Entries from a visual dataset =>
━━━━━━━━━━━━━━━━━━━━

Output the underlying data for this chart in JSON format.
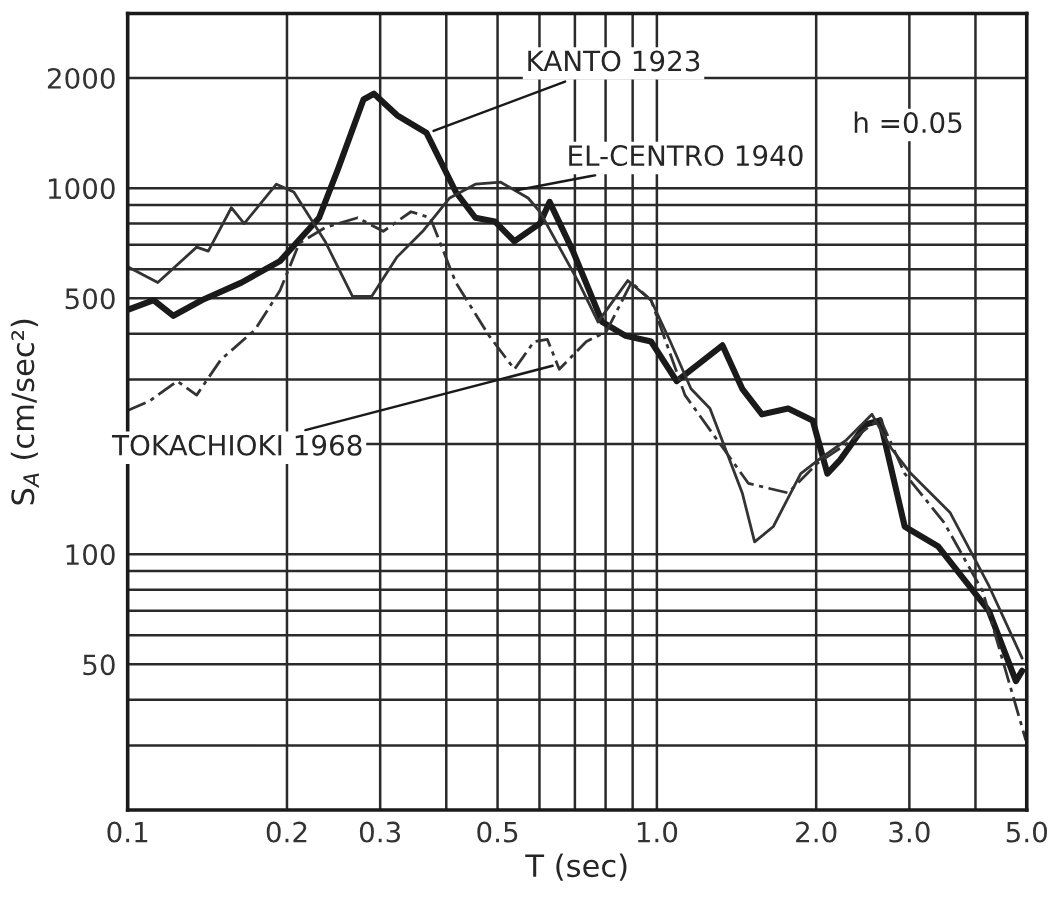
{
  "chart_data": {
    "type": "line",
    "xlabel": "T (sec)",
    "ylabel": "S$_{A}$ (cm/sec²)",
    "log": "xy",
    "grid": true,
    "legend": false,
    "marker": "none",
    "xlim": [
      0.1,
      5
    ],
    "ylim": [
      20,
      3000
    ],
    "xticks": [
      {
        "value": 0.1,
        "label": "0.1"
      },
      {
        "value": 0.2,
        "label": "0.2"
      },
      {
        "value": 0.3,
        "label": "0.3"
      },
      {
        "value": 0.4,
        "label": null
      },
      {
        "value": 0.5,
        "label": "0.5"
      },
      {
        "value": 0.6,
        "label": null
      },
      {
        "value": 0.7,
        "label": null
      },
      {
        "value": 0.8,
        "label": null
      },
      {
        "value": 0.9,
        "label": null
      },
      {
        "value": 1,
        "label": "1.0"
      },
      {
        "value": 2,
        "label": "2.0"
      },
      {
        "value": 3,
        "label": "3.0"
      },
      {
        "value": 4,
        "label": null
      },
      {
        "value": 5,
        "label": "5.0"
      }
    ],
    "yticks": [
      {
        "value": 30,
        "label": null
      },
      {
        "value": 40,
        "label": null
      },
      50,
      {
        "value": 60,
        "label": null
      },
      {
        "value": 70,
        "label": null
      },
      {
        "value": 80,
        "label": null
      },
      {
        "value": 90,
        "label": null
      },
      100,
      {
        "value": 200,
        "label": null
      },
      {
        "value": 300,
        "label": null
      },
      {
        "value": 400,
        "label": null
      },
      500,
      {
        "value": 600,
        "label": null
      },
      {
        "value": 700,
        "label": null
      },
      {
        "value": 800,
        "label": null
      },
      {
        "value": 900,
        "label": null
      },
      1000,
      2000
    ],
    "series": [
      {
        "color": "#1a1a1a",
        "line_style": "solid",
        "x": [
          0.1,
          0.112,
          0.122,
          0.138,
          0.164,
          0.194,
          0.23,
          0.25,
          0.279,
          0.292,
          0.323,
          0.367,
          0.417,
          0.454,
          0.494,
          0.538,
          0.601,
          0.627,
          0.694,
          0.788,
          0.873,
          0.975,
          1.09,
          1.33,
          1.45,
          1.58,
          1.77,
          1.97,
          2.1,
          2.22,
          2.48,
          2.64,
          2.94,
          3.4,
          3.79,
          4.24,
          4.77,
          4.9
        ],
        "values": [
          465,
          494,
          448,
          494,
          552,
          632,
          830,
          1132,
          1746,
          1811,
          1581,
          1416,
          976,
          830,
          811,
          716,
          800,
          917,
          673,
          431,
          395,
          381,
          297,
          372,
          283,
          241,
          250,
          232,
          166,
          181,
          226,
          232,
          119,
          105,
          86,
          70,
          45,
          48
        ]
      },
      {
        "color": "#333333",
        "line_style": "solid",
        "x": [
          0.1,
          0.114,
          0.135,
          0.142,
          0.157,
          0.166,
          0.191,
          0.206,
          0.236,
          0.266,
          0.289,
          0.323,
          0.361,
          0.406,
          0.454,
          0.507,
          0.571,
          0.601,
          0.712,
          0.774,
          0.881,
          0.975,
          1.06,
          1.16,
          1.26,
          1.45,
          1.53,
          1.66,
          1.87,
          2.04,
          2.28,
          2.55,
          2.77,
          3.02,
          3.58,
          4.24,
          4.9
        ],
        "values": [
          610,
          552,
          690,
          673,
          884,
          800,
          1025,
          976,
          716,
          506,
          506,
          649,
          762,
          940,
          1025,
          1038,
          940,
          862,
          552,
          431,
          559,
          494,
          381,
          283,
          250,
          147,
          108,
          119,
          166,
          183,
          205,
          241,
          195,
          166,
          130,
          82,
          52
        ]
      },
      {
        "color": "#333333",
        "line_style": "dashed",
        "x": [
          0.1,
          0.11,
          0.124,
          0.135,
          0.15,
          0.174,
          0.194,
          0.211,
          0.236,
          0.272,
          0.304,
          0.343,
          0.373,
          0.417,
          0.482,
          0.538,
          0.586,
          0.621,
          0.654,
          0.736,
          0.802,
          0.895,
          0.975,
          1.13,
          1.49,
          1.77,
          2.01,
          2.28,
          2.64,
          2.94,
          3.49,
          4.13,
          4.98
        ],
        "values": [
          247,
          262,
          297,
          272,
          340,
          410,
          525,
          707,
          780,
          830,
          762,
          862,
          830,
          552,
          395,
          320,
          381,
          386,
          320,
          381,
          405,
          552,
          494,
          272,
          156,
          147,
          177,
          200,
          235,
          166,
          122,
          79,
          31
        ]
      }
    ],
    "annotations": [
      {
        "text": "KANTO 1923",
        "x": 0.37,
        "y": 1416
      },
      {
        "text": "EL-CENTRO 1940",
        "x": 0.53,
        "y": 980
      },
      {
        "text": "TOKACHIOKI 1968",
        "x": 0.65,
        "y": 330
      },
      "h =0.05"
    ]
  }
}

━━━━━━━━━━━━━━━━━━━━

AIM OF THE EXERCISE => Copy each line of the records that contains the word "text".

EXERCISE RESULT =>
        "text": "KANTO 1923",
        "text": "EL-CENTRO 1940",
        "text": "TOKACHIOKI 1968",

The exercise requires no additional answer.